Set task
Copy the data below exactly.

#### Data lines ####

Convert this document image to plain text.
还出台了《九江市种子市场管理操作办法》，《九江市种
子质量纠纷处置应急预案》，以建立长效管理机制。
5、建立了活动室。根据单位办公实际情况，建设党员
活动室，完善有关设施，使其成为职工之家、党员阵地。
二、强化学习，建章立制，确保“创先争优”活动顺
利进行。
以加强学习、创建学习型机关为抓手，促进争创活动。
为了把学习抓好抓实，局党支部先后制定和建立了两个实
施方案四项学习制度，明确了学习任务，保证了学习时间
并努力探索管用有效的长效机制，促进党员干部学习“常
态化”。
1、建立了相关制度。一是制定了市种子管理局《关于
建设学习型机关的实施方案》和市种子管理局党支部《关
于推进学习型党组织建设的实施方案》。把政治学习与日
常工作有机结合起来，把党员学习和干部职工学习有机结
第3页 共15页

####

Task solution
Convert this document image to plain text.
还出台了《九江市种子市场管理操作办法》，《九江市种
子质量纠纷处置应急预案》，以建立长效管理机制。
5、建立了活动室。根据单位办公实际情况，建设党员
活动室，完善有关设施，使其成为职工之家、党员阵地。
二、强化学习，建章立制，确保“创先争优”活动顺
利进行。
以加强学习、创建学习型机关为抓手，促进争创活动。
为了把学习抓好抓实，局党支部先后制定和建立了两个实
施方案四项学习制度，明确了学习任务，保证了学习时间
并努力探索管用有效的长效机制，促进党员干部学习“常
态化”。
1、建立了相关制度。一是制定了市种子管理局《关于
建设学习型机关的实施方案》和市种子管理局党支部《关
于推进学习型党组织建设的实施方案》。把政治学习与日
常工作有机结合起来，把党员学习和干部职工学习有机结
第3页 共15页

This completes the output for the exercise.